## What the task requires
Count, in the entries, the lines with "scroll". Answer with the number only.

## Records provided
===

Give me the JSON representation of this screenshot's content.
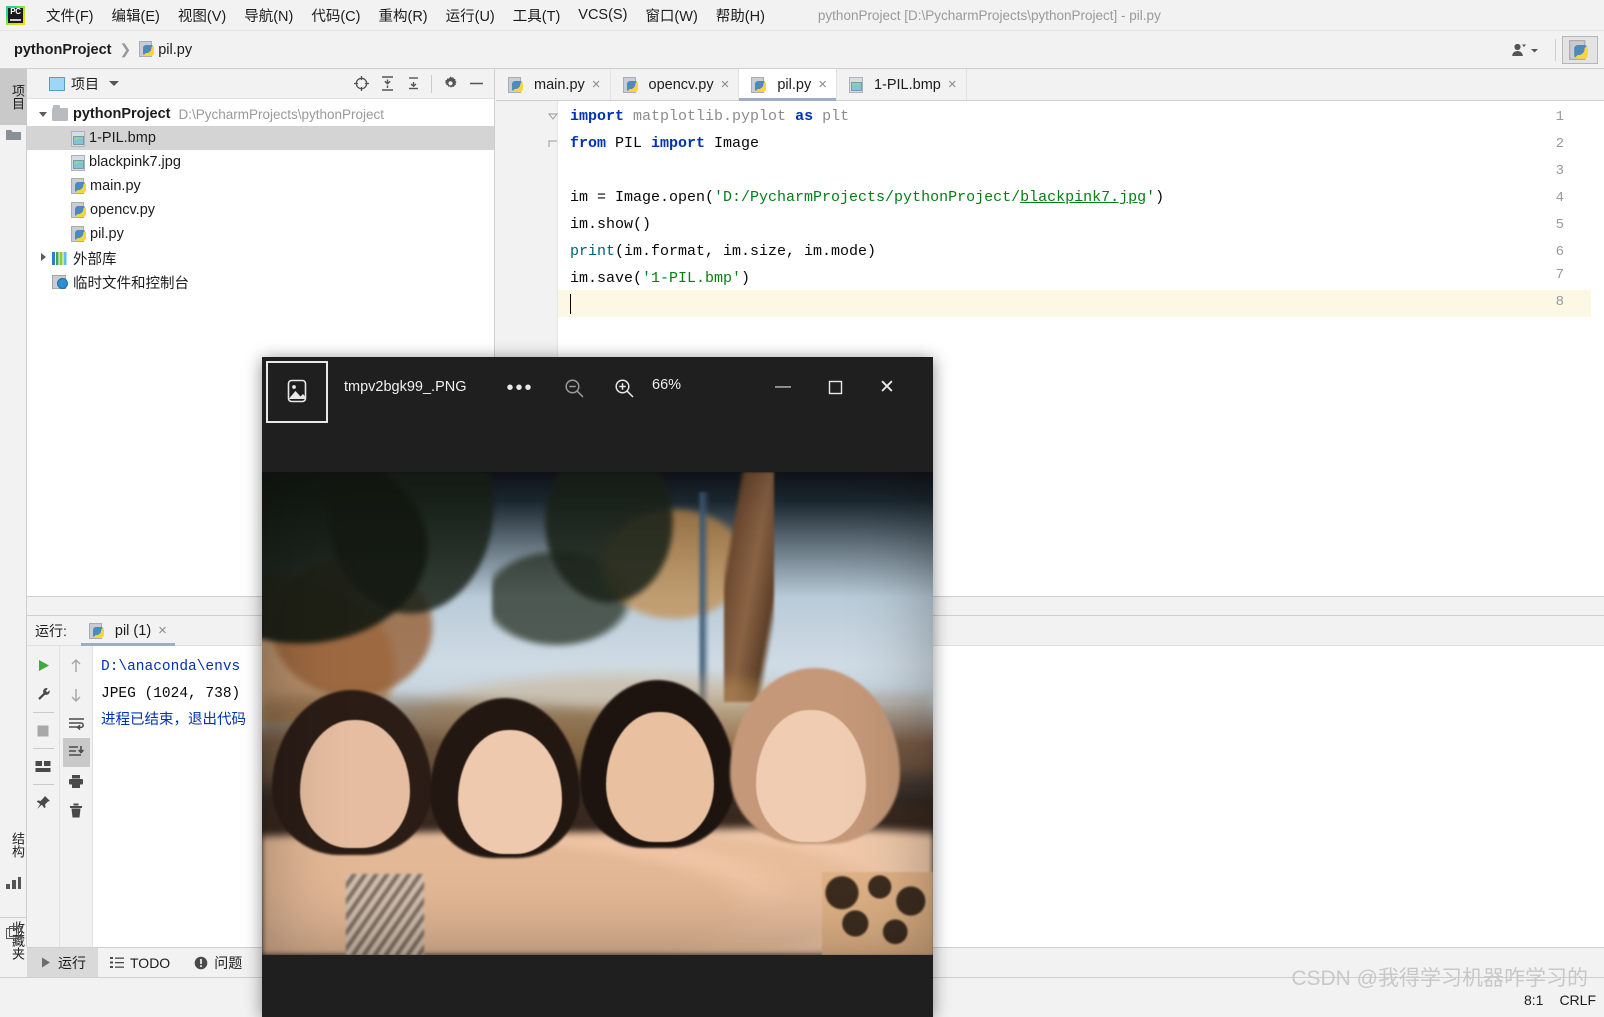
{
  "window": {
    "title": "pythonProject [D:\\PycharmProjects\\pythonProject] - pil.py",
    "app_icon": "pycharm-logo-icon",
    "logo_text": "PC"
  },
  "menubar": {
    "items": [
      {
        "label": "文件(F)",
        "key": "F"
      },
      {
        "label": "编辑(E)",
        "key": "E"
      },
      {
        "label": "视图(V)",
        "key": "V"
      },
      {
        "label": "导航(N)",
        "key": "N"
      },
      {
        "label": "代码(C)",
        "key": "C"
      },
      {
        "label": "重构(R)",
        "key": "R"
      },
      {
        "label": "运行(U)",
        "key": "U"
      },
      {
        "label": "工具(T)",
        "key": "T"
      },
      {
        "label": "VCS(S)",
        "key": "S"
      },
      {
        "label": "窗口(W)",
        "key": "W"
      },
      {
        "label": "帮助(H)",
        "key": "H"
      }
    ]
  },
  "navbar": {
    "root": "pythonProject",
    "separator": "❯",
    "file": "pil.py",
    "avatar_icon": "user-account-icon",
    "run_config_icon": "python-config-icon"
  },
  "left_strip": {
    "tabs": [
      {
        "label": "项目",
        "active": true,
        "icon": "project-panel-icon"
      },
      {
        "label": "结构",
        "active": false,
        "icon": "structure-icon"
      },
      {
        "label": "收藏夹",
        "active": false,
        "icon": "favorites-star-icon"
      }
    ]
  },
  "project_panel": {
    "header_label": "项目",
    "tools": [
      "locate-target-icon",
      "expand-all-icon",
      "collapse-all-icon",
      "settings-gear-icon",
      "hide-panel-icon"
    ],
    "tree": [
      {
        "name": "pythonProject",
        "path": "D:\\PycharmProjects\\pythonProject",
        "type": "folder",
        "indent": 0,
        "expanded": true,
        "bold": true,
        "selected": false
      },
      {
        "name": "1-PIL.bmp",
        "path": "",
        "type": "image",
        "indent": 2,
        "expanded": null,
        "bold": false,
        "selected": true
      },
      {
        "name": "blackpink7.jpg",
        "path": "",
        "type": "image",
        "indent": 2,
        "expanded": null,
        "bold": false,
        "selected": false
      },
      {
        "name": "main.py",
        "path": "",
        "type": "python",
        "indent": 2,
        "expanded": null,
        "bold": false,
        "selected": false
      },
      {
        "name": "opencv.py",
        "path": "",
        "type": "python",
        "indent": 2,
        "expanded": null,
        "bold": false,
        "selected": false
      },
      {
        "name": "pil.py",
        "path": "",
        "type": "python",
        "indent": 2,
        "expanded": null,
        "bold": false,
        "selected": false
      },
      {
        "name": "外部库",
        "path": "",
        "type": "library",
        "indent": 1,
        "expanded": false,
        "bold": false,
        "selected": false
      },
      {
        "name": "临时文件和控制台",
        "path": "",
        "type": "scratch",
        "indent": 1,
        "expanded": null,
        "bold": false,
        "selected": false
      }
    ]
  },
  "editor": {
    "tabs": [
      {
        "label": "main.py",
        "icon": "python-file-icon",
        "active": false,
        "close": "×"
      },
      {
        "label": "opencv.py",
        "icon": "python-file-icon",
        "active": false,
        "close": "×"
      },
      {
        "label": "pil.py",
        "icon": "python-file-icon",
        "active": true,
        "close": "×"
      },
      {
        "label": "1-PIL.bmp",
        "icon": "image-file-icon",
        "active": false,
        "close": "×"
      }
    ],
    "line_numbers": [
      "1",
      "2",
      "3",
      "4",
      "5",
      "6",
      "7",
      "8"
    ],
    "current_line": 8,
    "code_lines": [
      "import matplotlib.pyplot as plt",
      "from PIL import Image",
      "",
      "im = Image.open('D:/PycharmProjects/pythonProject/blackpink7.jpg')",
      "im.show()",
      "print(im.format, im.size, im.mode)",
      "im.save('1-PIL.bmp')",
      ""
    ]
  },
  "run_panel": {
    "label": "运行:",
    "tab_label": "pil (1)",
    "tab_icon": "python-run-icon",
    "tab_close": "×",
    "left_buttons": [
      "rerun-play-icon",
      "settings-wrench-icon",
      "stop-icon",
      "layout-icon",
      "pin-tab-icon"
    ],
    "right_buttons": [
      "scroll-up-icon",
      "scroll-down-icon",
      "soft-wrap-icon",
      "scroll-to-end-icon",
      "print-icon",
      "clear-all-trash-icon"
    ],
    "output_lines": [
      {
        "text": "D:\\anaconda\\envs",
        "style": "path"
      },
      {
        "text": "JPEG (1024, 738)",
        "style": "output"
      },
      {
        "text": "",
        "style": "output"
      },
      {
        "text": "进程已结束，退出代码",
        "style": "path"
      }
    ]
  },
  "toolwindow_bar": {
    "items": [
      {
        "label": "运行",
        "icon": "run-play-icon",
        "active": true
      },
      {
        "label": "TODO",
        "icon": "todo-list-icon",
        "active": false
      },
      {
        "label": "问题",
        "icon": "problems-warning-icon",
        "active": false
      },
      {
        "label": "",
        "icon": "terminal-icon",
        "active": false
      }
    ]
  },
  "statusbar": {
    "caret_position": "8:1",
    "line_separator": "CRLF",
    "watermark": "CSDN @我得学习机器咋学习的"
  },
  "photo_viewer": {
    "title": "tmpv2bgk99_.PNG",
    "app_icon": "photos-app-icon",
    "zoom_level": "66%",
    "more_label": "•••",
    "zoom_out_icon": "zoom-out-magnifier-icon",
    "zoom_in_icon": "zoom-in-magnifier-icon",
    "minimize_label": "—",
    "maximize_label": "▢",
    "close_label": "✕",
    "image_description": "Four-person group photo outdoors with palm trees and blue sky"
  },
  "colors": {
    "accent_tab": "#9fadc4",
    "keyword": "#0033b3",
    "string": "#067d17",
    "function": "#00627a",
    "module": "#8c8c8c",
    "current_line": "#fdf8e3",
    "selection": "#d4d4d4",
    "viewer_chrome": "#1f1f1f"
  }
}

===

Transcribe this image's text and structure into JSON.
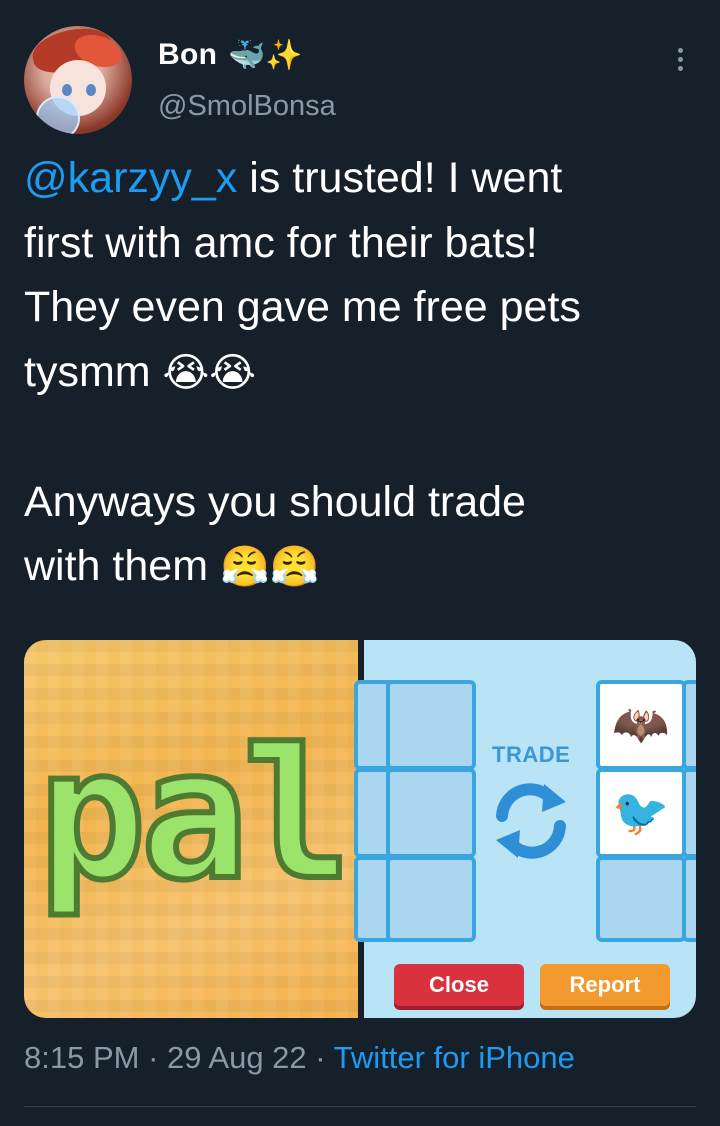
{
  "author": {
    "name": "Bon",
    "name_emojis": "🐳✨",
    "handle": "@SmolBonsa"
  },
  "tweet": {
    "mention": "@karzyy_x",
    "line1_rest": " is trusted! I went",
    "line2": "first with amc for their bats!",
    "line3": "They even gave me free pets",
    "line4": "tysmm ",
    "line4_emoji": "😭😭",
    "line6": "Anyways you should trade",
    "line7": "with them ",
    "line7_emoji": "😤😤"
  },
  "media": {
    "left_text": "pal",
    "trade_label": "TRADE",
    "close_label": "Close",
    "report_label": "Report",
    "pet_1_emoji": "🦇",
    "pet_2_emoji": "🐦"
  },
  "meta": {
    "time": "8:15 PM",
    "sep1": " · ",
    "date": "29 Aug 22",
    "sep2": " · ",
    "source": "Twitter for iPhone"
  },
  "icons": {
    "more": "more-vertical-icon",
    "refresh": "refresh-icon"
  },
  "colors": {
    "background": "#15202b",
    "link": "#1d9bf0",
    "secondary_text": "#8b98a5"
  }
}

===

## Full response
3